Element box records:
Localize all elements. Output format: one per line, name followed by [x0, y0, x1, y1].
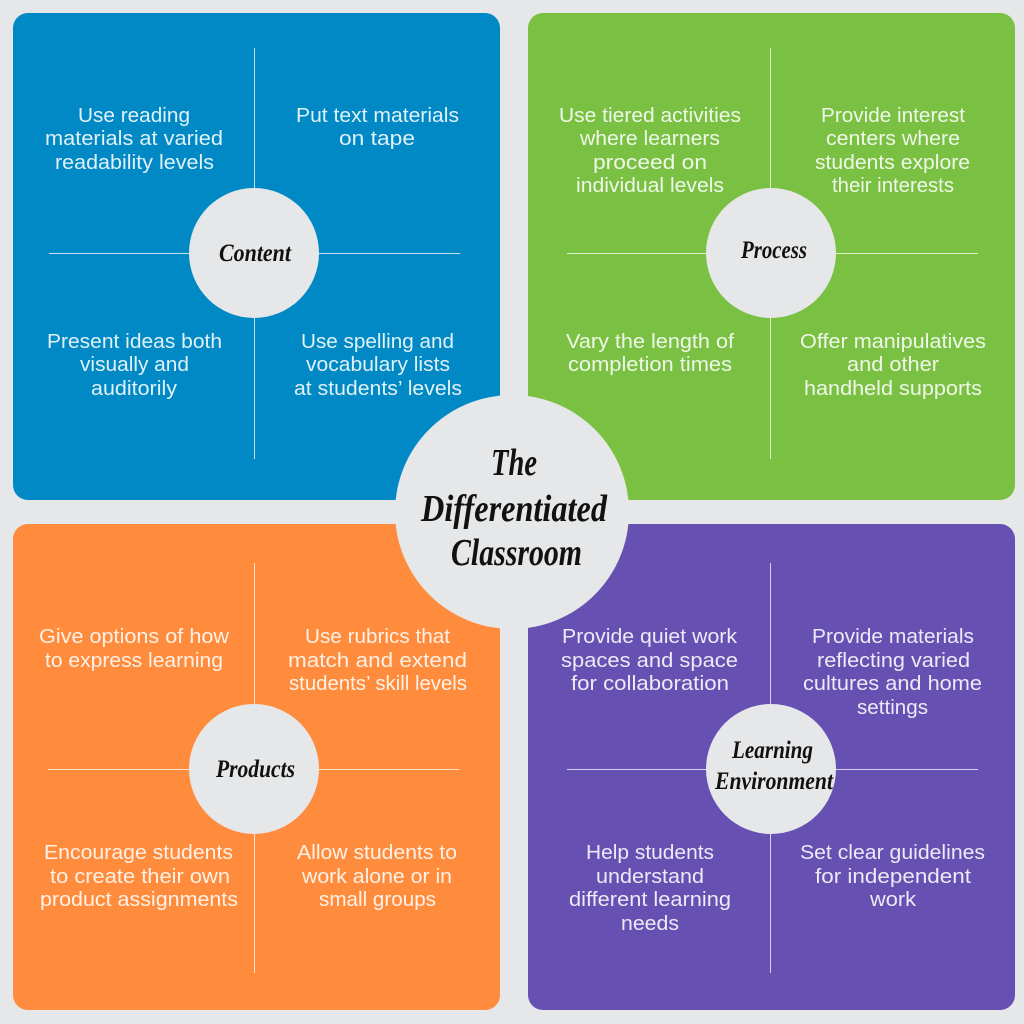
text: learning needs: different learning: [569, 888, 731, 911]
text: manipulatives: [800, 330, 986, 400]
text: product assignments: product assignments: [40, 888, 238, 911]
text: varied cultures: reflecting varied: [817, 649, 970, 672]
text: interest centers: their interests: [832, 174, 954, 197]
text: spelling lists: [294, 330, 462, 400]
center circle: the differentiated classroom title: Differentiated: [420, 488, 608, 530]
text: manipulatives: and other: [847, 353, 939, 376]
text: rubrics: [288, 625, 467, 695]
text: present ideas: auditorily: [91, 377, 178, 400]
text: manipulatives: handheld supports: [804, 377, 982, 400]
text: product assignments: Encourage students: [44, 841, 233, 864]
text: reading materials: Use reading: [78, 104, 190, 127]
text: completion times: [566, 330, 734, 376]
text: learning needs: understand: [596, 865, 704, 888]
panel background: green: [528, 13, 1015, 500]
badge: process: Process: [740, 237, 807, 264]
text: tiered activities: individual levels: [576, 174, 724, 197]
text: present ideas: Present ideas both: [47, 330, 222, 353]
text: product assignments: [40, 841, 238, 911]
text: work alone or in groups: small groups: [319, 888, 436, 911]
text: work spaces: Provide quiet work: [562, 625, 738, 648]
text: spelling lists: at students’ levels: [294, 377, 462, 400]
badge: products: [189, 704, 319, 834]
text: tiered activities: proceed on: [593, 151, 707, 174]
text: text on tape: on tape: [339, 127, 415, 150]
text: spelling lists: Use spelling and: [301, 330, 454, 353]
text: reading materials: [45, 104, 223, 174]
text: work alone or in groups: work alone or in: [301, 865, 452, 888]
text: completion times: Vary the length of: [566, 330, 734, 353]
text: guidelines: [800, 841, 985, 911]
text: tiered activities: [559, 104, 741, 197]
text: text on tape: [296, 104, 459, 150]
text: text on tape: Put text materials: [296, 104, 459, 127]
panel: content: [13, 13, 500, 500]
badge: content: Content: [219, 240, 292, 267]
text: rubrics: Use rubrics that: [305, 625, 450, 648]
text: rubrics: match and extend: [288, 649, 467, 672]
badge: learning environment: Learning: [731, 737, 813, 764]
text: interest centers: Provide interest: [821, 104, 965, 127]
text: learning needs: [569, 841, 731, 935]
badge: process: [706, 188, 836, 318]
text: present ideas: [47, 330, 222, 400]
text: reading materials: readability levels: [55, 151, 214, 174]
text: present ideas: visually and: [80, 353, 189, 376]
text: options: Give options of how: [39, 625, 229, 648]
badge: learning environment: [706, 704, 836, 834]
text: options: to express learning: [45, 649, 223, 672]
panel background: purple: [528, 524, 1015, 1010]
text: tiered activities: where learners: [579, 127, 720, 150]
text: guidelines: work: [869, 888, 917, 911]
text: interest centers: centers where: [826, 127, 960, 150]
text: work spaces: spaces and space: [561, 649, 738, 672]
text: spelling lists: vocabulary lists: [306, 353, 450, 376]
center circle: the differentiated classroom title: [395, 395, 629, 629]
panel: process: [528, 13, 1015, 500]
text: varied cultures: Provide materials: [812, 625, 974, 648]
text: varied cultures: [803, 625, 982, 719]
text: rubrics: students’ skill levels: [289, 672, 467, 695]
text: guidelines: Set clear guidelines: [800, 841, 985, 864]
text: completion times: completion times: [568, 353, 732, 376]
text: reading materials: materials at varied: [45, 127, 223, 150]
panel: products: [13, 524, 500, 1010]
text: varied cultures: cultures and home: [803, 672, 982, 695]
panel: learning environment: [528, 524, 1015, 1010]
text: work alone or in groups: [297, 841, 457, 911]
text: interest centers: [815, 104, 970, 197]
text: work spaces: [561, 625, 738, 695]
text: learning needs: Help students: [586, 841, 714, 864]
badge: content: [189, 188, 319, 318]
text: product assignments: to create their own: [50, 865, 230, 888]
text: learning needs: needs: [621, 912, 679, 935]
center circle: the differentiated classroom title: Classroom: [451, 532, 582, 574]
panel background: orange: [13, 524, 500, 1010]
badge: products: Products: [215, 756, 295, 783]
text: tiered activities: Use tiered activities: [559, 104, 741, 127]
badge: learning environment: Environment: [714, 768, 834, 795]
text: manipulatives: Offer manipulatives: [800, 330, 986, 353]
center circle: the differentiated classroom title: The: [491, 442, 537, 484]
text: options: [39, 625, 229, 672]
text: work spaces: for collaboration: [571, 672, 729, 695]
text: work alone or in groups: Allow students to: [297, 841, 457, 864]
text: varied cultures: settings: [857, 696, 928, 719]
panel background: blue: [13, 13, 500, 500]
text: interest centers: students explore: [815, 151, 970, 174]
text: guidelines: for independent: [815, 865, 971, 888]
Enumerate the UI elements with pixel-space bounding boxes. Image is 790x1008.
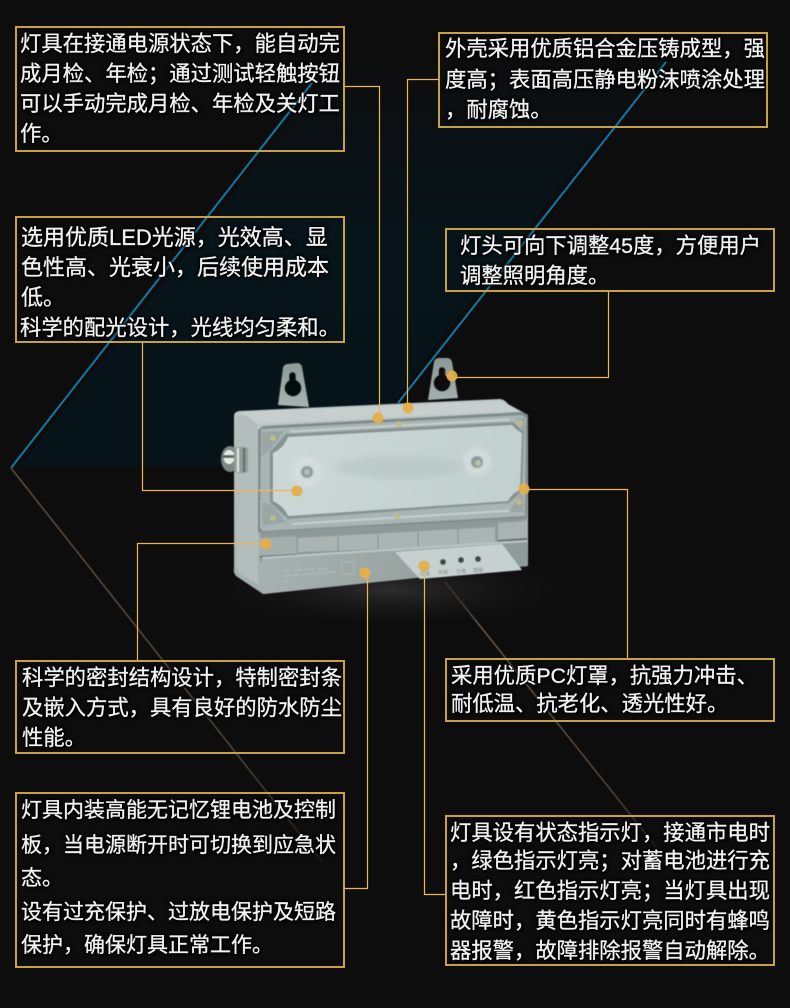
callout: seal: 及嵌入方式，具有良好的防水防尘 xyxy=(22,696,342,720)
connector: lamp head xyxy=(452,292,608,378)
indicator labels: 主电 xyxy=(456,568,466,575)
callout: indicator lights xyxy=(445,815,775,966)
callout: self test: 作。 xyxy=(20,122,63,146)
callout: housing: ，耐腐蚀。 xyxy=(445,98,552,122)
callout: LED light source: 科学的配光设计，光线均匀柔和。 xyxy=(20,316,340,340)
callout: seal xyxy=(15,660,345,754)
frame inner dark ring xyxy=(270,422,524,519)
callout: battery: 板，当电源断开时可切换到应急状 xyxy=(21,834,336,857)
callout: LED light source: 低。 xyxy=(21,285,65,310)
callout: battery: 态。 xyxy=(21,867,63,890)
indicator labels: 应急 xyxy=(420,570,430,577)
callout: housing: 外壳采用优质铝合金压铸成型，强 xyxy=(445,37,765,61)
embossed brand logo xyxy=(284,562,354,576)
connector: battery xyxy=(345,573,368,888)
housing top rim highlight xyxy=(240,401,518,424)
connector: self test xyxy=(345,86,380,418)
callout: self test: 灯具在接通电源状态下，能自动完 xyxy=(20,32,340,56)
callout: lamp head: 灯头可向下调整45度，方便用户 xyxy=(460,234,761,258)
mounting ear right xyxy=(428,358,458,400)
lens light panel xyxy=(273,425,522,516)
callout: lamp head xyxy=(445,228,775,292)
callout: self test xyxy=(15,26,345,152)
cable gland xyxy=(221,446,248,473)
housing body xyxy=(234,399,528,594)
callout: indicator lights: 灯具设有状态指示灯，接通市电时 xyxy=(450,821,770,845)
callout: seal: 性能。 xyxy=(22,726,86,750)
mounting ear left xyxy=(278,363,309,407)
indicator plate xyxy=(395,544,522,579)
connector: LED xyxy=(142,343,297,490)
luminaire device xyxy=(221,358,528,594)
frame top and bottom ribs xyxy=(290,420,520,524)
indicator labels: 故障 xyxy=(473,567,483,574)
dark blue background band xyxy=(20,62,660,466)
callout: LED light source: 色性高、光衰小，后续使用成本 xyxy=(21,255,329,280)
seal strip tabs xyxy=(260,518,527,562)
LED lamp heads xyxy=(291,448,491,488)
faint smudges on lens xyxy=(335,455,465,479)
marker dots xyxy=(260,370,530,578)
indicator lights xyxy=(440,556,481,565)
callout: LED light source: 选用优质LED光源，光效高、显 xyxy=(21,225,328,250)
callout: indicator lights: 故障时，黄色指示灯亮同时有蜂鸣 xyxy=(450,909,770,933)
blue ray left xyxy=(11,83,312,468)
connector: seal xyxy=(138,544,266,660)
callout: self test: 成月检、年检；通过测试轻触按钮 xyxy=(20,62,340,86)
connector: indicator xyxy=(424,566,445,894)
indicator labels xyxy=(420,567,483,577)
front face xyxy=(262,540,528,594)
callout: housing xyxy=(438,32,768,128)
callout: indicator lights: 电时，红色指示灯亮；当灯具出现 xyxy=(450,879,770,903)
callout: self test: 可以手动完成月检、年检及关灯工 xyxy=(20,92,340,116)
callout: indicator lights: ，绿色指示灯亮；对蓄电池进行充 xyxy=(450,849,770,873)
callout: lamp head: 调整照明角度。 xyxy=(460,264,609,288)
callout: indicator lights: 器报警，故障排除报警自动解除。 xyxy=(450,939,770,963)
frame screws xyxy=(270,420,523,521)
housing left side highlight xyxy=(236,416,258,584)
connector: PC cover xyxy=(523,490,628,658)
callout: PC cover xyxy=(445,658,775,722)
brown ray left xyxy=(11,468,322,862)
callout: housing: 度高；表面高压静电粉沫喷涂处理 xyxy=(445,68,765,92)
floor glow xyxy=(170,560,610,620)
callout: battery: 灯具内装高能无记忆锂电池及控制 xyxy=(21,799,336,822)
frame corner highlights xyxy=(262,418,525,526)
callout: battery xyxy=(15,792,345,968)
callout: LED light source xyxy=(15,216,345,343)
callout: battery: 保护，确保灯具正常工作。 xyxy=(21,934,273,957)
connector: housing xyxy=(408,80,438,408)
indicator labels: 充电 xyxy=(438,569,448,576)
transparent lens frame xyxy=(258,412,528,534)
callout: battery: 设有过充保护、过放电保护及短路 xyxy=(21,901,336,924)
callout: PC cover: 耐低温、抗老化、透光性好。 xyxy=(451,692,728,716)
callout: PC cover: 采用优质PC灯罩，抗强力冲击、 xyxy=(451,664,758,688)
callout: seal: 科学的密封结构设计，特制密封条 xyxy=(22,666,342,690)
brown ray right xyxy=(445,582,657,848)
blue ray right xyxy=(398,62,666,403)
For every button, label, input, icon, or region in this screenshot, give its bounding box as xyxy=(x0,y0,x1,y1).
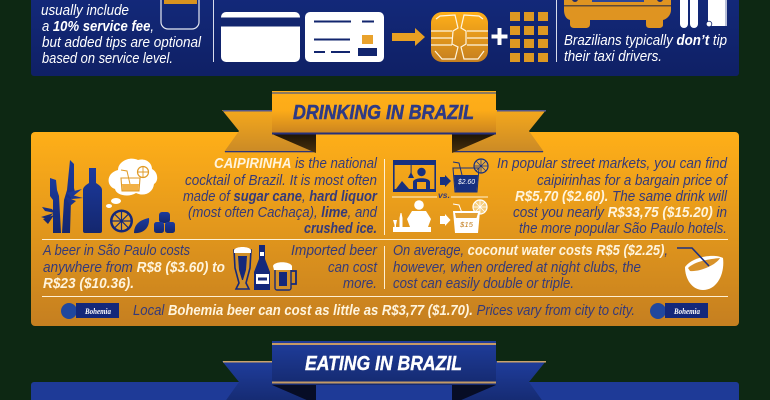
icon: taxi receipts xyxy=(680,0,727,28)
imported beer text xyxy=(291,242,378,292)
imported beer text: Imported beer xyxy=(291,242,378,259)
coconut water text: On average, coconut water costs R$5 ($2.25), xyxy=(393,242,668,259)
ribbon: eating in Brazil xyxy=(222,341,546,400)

What is needed: Return, word for word, the lines of the listing from the line containing "icon: taxi receipts xyxy=(680,0,727,28)" through the last line of the listing.

Task answer:
icon: taxi receipts xyxy=(680,0,727,28)
imported beer text xyxy=(291,242,378,292)
imported beer text: Imported beer xyxy=(291,242,378,259)
coconut water text: On average, coconut water costs R$5 ($2.25), xyxy=(393,242,668,259)
ribbon: eating in Brazil xyxy=(222,341,546,400)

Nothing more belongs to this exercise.